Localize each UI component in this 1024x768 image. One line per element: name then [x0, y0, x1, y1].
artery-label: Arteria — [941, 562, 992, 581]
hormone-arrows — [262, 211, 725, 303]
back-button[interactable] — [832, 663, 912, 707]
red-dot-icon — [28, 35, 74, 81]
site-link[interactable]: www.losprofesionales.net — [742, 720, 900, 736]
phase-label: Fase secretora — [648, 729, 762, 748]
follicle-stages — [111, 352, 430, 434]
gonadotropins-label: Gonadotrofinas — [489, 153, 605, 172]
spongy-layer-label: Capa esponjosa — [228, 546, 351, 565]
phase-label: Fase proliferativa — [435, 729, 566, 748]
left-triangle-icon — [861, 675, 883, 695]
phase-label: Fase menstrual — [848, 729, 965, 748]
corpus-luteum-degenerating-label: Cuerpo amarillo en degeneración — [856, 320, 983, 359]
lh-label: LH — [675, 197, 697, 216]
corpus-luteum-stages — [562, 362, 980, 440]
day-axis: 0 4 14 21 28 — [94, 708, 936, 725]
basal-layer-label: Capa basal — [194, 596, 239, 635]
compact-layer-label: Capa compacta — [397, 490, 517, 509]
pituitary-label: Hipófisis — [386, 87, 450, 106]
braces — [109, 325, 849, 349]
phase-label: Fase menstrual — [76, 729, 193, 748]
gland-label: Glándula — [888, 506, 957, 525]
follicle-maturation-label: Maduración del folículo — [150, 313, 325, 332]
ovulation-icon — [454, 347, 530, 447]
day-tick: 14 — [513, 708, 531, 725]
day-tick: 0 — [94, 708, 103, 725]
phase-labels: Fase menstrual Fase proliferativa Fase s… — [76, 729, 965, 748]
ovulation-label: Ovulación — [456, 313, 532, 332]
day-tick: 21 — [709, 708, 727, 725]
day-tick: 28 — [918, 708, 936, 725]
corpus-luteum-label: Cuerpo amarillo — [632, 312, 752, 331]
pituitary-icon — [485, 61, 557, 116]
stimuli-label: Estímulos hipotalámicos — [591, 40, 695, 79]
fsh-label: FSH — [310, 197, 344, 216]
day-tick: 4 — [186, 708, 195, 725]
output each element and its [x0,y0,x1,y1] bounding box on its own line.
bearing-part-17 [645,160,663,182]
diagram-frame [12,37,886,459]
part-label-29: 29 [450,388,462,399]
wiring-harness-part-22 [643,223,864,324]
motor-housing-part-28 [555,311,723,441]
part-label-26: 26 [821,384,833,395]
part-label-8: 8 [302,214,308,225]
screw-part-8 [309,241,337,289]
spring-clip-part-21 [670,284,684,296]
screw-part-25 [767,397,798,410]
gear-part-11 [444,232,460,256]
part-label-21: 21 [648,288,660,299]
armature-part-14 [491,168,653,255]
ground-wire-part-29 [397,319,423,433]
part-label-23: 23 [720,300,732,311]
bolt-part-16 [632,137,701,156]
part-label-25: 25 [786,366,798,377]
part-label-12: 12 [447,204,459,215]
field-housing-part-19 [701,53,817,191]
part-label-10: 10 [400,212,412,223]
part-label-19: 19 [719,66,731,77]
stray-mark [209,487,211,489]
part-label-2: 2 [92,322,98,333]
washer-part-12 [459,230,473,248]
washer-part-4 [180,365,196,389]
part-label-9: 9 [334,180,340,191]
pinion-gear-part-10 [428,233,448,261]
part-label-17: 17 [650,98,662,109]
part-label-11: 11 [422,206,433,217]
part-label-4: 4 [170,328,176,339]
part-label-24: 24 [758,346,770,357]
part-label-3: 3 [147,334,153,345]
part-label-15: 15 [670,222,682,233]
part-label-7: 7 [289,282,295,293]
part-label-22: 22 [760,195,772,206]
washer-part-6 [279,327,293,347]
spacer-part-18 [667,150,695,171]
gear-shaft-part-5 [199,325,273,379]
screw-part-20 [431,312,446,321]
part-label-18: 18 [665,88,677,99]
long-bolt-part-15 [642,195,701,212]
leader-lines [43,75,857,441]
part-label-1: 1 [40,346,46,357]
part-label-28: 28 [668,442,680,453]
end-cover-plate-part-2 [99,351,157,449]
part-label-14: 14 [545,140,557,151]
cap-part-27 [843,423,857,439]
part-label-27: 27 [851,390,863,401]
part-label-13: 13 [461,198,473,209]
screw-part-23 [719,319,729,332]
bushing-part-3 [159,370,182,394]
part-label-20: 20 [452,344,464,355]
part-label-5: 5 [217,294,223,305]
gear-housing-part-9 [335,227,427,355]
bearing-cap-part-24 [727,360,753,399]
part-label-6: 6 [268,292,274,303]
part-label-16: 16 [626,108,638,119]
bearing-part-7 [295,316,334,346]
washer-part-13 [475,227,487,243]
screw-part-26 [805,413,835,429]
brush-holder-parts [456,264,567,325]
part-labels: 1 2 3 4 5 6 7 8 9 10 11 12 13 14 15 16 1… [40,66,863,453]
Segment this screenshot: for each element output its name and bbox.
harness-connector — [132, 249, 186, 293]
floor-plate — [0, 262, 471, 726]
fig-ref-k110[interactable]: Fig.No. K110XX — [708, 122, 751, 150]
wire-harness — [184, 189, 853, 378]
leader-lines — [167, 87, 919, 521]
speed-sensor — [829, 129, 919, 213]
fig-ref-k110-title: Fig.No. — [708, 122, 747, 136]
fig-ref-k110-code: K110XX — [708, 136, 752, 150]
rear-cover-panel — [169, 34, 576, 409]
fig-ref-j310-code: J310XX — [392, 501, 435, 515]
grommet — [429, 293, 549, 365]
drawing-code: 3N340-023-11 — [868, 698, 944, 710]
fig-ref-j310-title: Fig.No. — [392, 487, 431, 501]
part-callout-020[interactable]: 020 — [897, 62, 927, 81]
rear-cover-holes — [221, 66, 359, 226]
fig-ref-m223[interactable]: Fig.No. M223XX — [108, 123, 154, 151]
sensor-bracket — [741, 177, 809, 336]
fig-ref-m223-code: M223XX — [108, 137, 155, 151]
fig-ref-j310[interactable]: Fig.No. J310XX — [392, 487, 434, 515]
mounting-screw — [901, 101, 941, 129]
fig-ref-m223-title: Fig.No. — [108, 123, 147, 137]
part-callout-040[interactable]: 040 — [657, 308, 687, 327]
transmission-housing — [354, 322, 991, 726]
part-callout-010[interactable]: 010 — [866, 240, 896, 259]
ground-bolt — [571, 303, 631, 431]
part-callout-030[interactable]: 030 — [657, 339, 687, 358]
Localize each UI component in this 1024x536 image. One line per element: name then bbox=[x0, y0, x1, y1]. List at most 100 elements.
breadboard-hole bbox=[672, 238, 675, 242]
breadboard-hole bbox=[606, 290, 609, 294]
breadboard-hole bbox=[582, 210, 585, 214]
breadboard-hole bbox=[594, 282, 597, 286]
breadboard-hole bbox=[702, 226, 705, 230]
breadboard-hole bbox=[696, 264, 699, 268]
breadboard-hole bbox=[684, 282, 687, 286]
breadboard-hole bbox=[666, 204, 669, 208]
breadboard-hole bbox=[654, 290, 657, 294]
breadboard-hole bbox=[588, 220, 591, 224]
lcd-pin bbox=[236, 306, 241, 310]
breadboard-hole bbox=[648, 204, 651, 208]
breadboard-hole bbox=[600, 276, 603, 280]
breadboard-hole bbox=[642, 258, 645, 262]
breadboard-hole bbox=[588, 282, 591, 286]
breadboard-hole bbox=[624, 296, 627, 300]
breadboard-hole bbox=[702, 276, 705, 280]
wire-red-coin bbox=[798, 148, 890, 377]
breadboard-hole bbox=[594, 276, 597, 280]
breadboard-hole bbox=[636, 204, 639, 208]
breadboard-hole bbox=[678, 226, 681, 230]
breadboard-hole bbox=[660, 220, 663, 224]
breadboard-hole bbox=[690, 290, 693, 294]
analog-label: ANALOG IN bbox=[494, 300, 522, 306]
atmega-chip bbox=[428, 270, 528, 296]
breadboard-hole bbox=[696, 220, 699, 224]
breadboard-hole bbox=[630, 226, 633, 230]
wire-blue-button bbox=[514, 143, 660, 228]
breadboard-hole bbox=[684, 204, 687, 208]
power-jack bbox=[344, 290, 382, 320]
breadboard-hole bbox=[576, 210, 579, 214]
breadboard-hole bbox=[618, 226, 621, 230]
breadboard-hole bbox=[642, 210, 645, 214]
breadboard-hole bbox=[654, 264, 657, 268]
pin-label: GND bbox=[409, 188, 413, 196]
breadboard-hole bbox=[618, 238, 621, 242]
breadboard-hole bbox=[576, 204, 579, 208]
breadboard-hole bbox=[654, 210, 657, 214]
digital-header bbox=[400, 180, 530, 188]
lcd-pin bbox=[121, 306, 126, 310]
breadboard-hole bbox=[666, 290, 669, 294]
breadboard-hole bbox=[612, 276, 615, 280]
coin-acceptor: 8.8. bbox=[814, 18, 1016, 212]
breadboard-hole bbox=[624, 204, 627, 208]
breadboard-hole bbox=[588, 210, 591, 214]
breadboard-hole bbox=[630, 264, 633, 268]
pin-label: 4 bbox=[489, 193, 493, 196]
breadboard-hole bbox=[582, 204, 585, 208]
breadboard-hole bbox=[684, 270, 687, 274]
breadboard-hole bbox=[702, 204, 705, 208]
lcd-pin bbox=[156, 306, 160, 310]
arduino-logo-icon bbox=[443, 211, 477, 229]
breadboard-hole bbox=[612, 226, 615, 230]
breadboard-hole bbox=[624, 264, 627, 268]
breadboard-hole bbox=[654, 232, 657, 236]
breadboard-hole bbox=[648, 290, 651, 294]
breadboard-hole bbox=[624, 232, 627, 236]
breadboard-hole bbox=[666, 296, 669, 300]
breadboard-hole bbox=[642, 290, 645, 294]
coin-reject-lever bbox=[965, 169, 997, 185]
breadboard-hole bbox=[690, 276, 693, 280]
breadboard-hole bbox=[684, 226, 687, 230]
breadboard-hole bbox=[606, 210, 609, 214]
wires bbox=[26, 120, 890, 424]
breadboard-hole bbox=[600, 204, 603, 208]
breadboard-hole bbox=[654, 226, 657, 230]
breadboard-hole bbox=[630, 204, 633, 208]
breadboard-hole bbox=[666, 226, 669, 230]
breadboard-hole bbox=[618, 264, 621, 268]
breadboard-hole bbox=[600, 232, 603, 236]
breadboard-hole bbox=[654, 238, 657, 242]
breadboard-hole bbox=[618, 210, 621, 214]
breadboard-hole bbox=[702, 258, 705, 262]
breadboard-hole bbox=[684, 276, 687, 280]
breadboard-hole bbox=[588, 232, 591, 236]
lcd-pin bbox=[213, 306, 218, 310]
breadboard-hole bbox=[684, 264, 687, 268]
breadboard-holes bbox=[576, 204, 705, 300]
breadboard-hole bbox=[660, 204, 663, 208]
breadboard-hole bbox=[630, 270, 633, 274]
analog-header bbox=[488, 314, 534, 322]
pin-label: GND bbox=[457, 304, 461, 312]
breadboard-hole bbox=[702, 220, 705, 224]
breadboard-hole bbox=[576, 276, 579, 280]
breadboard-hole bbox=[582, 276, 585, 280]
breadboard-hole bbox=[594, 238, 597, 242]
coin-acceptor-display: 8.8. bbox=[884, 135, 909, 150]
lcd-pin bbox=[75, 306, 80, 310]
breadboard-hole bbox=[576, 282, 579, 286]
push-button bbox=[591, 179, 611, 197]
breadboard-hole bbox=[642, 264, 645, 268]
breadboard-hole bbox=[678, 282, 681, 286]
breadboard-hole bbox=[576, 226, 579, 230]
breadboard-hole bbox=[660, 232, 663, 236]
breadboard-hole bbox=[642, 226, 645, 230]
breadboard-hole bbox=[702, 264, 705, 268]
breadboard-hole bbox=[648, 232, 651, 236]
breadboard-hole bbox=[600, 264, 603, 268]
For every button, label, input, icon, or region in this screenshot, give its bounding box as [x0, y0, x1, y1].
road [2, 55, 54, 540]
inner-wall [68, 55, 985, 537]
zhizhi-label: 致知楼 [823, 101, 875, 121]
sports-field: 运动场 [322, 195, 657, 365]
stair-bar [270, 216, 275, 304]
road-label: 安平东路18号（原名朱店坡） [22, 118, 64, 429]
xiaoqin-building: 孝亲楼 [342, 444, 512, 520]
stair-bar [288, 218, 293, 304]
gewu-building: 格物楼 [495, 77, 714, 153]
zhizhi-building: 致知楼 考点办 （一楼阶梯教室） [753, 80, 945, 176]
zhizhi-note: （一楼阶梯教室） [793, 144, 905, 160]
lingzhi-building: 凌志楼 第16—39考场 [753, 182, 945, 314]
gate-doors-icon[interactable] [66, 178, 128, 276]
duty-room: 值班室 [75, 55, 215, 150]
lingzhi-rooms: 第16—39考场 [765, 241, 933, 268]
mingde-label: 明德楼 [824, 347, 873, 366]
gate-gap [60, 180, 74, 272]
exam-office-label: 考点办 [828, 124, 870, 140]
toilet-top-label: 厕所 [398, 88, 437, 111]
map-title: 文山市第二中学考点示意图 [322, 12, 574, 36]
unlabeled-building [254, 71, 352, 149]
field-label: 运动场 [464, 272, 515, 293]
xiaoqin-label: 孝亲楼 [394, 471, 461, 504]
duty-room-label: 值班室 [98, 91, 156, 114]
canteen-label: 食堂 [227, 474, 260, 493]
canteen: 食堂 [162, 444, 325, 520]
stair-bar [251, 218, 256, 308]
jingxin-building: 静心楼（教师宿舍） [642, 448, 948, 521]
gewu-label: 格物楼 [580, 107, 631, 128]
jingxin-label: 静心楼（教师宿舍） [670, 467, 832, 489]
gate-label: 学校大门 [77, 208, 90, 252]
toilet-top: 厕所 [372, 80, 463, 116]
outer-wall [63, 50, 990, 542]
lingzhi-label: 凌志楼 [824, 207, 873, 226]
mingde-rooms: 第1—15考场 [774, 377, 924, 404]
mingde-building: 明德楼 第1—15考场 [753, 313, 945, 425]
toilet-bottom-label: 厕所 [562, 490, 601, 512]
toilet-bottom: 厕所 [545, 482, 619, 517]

• • • • •

Rewrite the items from the first line through the line that contains "corpus-luteum-label: Cuerpo amarillo", substituting "day-mark" for every "day-tick" and leaving everything else the same.

Localize each UI component in this 1024x768 image. One line per element: name then [x0, y0, x1, y1].
artery-label: Arteria — [941, 562, 992, 581]
hormone-arrows — [262, 211, 725, 303]
back-button[interactable] — [832, 663, 912, 707]
red-dot-icon — [28, 35, 74, 81]
site-link[interactable]: www.losprofesionales.net — [742, 720, 900, 736]
phase-label: Fase secretora — [648, 729, 762, 748]
follicle-stages — [111, 352, 430, 434]
gonadotropins-label: Gonadotrofinas — [489, 153, 605, 172]
spongy-layer-label: Capa esponjosa — [228, 546, 351, 565]
phase-label: Fase proliferativa — [435, 729, 566, 748]
left-triangle-icon — [861, 675, 883, 695]
phase-label: Fase menstrual — [848, 729, 965, 748]
corpus-luteum-degenerating-label: Cuerpo amarillo en degeneración — [856, 320, 983, 359]
lh-label: LH — [675, 197, 697, 216]
corpus-luteum-stages — [562, 362, 980, 440]
day-axis: 0 4 14 21 28 — [94, 708, 936, 725]
basal-layer-label: Capa basal — [194, 596, 239, 635]
compact-layer-label: Capa compacta — [397, 490, 517, 509]
pituitary-label: Hipófisis — [386, 87, 450, 106]
braces — [109, 325, 849, 349]
phase-label: Fase menstrual — [76, 729, 193, 748]
gland-label: Glándula — [888, 506, 957, 525]
follicle-maturation-label: Maduración del folículo — [150, 313, 325, 332]
ovulation-icon — [454, 347, 530, 447]
day-mark: 14 — [513, 708, 531, 725]
day-mark: 0 — [94, 708, 103, 725]
phase-labels: Fase menstrual Fase proliferativa Fase s… — [76, 729, 965, 748]
ovulation-label: Ovulación — [456, 313, 532, 332]
day-mark: 21 — [709, 708, 727, 725]
day-mark: 28 — [918, 708, 936, 725]
corpus-luteum-label: Cuerpo amarillo — [632, 312, 752, 331]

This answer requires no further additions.